━━━ DATASET ENTRIES ━━━

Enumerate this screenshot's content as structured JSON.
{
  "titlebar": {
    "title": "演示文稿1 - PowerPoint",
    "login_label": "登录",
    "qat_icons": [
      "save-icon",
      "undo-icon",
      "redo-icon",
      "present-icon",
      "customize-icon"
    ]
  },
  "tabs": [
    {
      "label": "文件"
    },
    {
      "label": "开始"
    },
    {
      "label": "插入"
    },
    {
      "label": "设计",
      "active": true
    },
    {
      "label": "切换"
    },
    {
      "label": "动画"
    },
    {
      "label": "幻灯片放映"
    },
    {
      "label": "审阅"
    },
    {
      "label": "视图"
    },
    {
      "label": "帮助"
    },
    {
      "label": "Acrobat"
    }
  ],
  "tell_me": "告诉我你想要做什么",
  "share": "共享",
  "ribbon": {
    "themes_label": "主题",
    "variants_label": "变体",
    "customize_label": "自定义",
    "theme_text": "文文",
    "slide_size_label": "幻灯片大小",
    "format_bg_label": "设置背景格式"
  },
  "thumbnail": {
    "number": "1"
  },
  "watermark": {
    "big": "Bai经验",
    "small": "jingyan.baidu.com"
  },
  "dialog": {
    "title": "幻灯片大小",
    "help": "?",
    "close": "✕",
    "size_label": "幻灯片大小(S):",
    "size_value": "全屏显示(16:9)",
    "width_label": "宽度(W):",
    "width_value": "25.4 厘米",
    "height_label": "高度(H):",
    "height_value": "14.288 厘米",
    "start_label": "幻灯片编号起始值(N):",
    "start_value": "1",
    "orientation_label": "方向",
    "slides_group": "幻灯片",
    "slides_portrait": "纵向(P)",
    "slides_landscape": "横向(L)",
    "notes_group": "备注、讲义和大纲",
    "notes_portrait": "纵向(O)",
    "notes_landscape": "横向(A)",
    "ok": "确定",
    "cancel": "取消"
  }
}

━━━

• _STATED PROBLEM_
From the entries above, collect every line with the string "幻灯片大小" in it.

• _REPLY_
    "slide_size_label": "幻灯片大小",
    "title": "幻灯片大小",
    "size_label": "幻灯片大小(S):",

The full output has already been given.